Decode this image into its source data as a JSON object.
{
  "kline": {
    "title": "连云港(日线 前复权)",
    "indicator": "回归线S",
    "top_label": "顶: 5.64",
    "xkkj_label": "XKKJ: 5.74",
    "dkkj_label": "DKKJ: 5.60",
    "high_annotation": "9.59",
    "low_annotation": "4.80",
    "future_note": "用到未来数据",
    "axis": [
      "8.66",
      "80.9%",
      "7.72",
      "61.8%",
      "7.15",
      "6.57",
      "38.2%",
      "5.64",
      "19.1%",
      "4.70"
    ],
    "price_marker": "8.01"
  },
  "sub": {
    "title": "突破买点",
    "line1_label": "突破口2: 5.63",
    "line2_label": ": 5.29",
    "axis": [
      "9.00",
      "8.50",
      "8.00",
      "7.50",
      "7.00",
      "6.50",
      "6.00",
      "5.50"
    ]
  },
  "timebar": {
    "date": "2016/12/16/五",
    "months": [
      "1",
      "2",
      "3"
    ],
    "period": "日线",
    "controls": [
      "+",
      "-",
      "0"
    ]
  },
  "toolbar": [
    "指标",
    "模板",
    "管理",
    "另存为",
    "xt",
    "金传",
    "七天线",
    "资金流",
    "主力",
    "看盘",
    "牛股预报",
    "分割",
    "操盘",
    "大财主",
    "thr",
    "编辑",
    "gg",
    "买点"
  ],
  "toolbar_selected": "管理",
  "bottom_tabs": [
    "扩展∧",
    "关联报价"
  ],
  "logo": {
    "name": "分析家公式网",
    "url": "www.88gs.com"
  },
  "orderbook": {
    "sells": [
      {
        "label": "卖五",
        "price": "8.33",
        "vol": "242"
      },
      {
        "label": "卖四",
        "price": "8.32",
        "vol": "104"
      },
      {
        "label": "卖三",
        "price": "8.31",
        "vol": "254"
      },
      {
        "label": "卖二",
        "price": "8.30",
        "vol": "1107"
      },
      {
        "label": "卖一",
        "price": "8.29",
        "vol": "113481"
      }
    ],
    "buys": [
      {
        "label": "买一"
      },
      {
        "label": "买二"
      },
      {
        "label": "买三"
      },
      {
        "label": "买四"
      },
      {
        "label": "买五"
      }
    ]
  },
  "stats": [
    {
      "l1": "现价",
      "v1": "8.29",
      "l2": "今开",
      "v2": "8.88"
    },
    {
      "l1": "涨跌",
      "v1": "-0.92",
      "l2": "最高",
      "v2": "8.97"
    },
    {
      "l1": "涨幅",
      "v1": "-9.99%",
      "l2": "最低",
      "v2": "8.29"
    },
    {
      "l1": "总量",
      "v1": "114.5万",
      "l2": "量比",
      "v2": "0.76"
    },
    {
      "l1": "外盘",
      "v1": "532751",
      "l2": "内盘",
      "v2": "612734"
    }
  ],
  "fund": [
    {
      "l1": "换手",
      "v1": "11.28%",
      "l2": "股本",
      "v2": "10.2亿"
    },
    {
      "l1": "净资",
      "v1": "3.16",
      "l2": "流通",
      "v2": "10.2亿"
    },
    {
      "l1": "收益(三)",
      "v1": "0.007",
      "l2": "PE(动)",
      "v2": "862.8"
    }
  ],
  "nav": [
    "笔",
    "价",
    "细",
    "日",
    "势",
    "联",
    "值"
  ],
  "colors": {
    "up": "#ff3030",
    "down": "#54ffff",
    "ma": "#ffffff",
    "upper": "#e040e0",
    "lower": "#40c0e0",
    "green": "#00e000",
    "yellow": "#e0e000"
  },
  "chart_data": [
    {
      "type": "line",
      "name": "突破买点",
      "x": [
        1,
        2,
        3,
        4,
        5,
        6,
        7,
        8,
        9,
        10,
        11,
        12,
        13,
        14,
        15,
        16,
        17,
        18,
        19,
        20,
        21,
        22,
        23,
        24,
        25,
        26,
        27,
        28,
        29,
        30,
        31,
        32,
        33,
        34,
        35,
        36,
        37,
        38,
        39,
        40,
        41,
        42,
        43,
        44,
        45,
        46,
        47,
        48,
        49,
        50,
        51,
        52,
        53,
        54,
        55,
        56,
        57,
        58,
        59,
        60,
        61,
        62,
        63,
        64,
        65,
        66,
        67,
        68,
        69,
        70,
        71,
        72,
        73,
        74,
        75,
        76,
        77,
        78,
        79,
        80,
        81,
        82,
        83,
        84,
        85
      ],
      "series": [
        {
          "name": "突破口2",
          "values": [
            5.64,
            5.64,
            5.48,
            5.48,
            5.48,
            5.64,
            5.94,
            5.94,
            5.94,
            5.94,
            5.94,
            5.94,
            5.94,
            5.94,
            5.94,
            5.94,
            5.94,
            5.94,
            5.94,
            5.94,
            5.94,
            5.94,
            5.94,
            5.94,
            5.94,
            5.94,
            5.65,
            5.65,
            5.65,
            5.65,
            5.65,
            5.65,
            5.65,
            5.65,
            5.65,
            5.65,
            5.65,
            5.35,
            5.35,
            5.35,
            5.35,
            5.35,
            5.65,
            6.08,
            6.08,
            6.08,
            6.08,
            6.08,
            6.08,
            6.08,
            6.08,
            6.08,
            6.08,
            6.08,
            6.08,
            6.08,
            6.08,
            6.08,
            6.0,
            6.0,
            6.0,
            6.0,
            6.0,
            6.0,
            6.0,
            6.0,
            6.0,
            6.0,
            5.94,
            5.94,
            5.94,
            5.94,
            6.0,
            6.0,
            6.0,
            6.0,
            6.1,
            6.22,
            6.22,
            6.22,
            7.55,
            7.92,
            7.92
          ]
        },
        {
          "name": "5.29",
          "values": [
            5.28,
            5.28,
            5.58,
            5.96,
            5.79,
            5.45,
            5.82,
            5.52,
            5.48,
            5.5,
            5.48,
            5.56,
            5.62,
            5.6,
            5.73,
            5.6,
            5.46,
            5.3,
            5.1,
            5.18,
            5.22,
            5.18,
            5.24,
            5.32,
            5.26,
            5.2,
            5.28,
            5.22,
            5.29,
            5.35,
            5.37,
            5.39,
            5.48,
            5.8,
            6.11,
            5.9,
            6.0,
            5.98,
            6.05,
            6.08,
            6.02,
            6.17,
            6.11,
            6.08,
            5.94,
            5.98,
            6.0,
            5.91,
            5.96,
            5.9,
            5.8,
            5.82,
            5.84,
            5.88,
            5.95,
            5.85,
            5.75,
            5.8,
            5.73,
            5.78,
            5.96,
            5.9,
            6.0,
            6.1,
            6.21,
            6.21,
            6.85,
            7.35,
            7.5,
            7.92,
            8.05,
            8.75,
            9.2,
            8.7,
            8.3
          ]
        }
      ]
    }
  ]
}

--- OBJECTIVE ---
Repeat the listing exactly, from its first line to its last.

--- FINAL RESULT ---
Decode this image into its source data as a JSON object.
{
  "kline": {
    "title": "连云港(日线 前复权)",
    "indicator": "回归线S",
    "top_label": "顶: 5.64",
    "xkkj_label": "XKKJ: 5.74",
    "dkkj_label": "DKKJ: 5.60",
    "high_annotation": "9.59",
    "low_annotation": "4.80",
    "future_note": "用到未来数据",
    "axis": [
      "8.66",
      "80.9%",
      "7.72",
      "61.8%",
      "7.15",
      "6.57",
      "38.2%",
      "5.64",
      "19.1%",
      "4.70"
    ],
    "price_marker": "8.01"
  },
  "sub": {
    "title": "突破买点",
    "line1_label": "突破口2: 5.63",
    "line2_label": ": 5.29",
    "axis": [
      "9.00",
      "8.50",
      "8.00",
      "7.50",
      "7.00",
      "6.50",
      "6.00",
      "5.50"
    ]
  },
  "timebar": {
    "date": "2016/12/16/五",
    "months": [
      "1",
      "2",
      "3"
    ],
    "period": "日线",
    "controls": [
      "+",
      "-",
      "0"
    ]
  },
  "toolbar": [
    "指标",
    "模板",
    "管理",
    "另存为",
    "xt",
    "金传",
    "七天线",
    "资金流",
    "主力",
    "看盘",
    "牛股预报",
    "分割",
    "操盘",
    "大财主",
    "thr",
    "编辑",
    "gg",
    "买点"
  ],
  "toolbar_selected": "管理",
  "bottom_tabs": [
    "扩展∧",
    "关联报价"
  ],
  "logo": {
    "name": "分析家公式网",
    "url": "www.88gs.com"
  },
  "orderbook": {
    "sells": [
      {
        "label": "卖五",
        "price": "8.33",
        "vol": "242"
      },
      {
        "label": "卖四",
        "price": "8.32",
        "vol": "104"
      },
      {
        "label": "卖三",
        "price": "8.31",
        "vol": "254"
      },
      {
        "label": "卖二",
        "price": "8.30",
        "vol": "1107"
      },
      {
        "label": "卖一",
        "price": "8.29",
        "vol": "113481"
      }
    ],
    "buys": [
      {
        "label": "买一"
      },
      {
        "label": "买二"
      },
      {
        "label": "买三"
      },
      {
        "label": "买四"
      },
      {
        "label": "买五"
      }
    ]
  },
  "stats": [
    {
      "l1": "现价",
      "v1": "8.29",
      "l2": "今开",
      "v2": "8.88"
    },
    {
      "l1": "涨跌",
      "v1": "-0.92",
      "l2": "最高",
      "v2": "8.97"
    },
    {
      "l1": "涨幅",
      "v1": "-9.99%",
      "l2": "最低",
      "v2": "8.29"
    },
    {
      "l1": "总量",
      "v1": "114.5万",
      "l2": "量比",
      "v2": "0.76"
    },
    {
      "l1": "外盘",
      "v1": "532751",
      "l2": "内盘",
      "v2": "612734"
    }
  ],
  "fund": [
    {
      "l1": "换手",
      "v1": "11.28%",
      "l2": "股本",
      "v2": "10.2亿"
    },
    {
      "l1": "净资",
      "v1": "3.16",
      "l2": "流通",
      "v2": "10.2亿"
    },
    {
      "l1": "收益(三)",
      "v1": "0.007",
      "l2": "PE(动)",
      "v2": "862.8"
    }
  ],
  "nav": [
    "笔",
    "价",
    "细",
    "日",
    "势",
    "联",
    "值"
  ],
  "colors": {
    "up": "#ff3030",
    "down": "#54ffff",
    "ma": "#ffffff",
    "upper": "#e040e0",
    "lower": "#40c0e0",
    "green": "#00e000",
    "yellow": "#e0e000"
  },
  "chart_data": [
    {
      "type": "line",
      "name": "突破买点",
      "x": [
        1,
        2,
        3,
        4,
        5,
        6,
        7,
        8,
        9,
        10,
        11,
        12,
        13,
        14,
        15,
        16,
        17,
        18,
        19,
        20,
        21,
        22,
        23,
        24,
        25,
        26,
        27,
        28,
        29,
        30,
        31,
        32,
        33,
        34,
        35,
        36,
        37,
        38,
        39,
        40,
        41,
        42,
        43,
        44,
        45,
        46,
        47,
        48,
        49,
        50,
        51,
        52,
        53,
        54,
        55,
        56,
        57,
        58,
        59,
        60,
        61,
        62,
        63,
        64,
        65,
        66,
        67,
        68,
        69,
        70,
        71,
        72,
        73,
        74,
        75,
        76,
        77,
        78,
        79,
        80,
        81,
        82,
        83,
        84,
        85
      ],
      "series": [
        {
          "name": "突破口2",
          "values": [
            5.64,
            5.64,
            5.48,
            5.48,
            5.48,
            5.64,
            5.94,
            5.94,
            5.94,
            5.94,
            5.94,
            5.94,
            5.94,
            5.94,
            5.94,
            5.94,
            5.94,
            5.94,
            5.94,
            5.94,
            5.94,
            5.94,
            5.94,
            5.94,
            5.94,
            5.94,
            5.65,
            5.65,
            5.65,
            5.65,
            5.65,
            5.65,
            5.65,
            5.65,
            5.65,
            5.65,
            5.65,
            5.35,
            5.35,
            5.35,
            5.35,
            5.35,
            5.65,
            6.08,
            6.08,
            6.08,
            6.08,
            6.08,
            6.08,
            6.08,
            6.08,
            6.08,
            6.08,
            6.08,
            6.08,
            6.08,
            6.08,
            6.08,
            6.0,
            6.0,
            6.0,
            6.0,
            6.0,
            6.0,
            6.0,
            6.0,
            6.0,
            6.0,
            5.94,
            5.94,
            5.94,
            5.94,
            6.0,
            6.0,
            6.0,
            6.0,
            6.1,
            6.22,
            6.22,
            6.22,
            7.55,
            7.92,
            7.92
          ]
        },
        {
          "name": "5.29",
          "values": [
            5.28,
            5.28,
            5.58,
            5.96,
            5.79,
            5.45,
            5.82,
            5.52,
            5.48,
            5.5,
            5.48,
            5.56,
            5.62,
            5.6,
            5.73,
            5.6,
            5.46,
            5.3,
            5.1,
            5.18,
            5.22,
            5.18,
            5.24,
            5.32,
            5.26,
            5.2,
            5.28,
            5.22,
            5.29,
            5.35,
            5.37,
            5.39,
            5.48,
            5.8,
            6.11,
            5.9,
            6.0,
            5.98,
            6.05,
            6.08,
            6.02,
            6.17,
            6.11,
            6.08,
            5.94,
            5.98,
            6.0,
            5.91,
            5.96,
            5.9,
            5.8,
            5.82,
            5.84,
            5.88,
            5.95,
            5.85,
            5.75,
            5.8,
            5.73,
            5.78,
            5.96,
            5.9,
            6.0,
            6.1,
            6.21,
            6.21,
            6.85,
            7.35,
            7.5,
            7.92,
            8.05,
            8.75,
            9.2,
            8.7,
            8.3
          ]
        }
      ]
    }
  ]
}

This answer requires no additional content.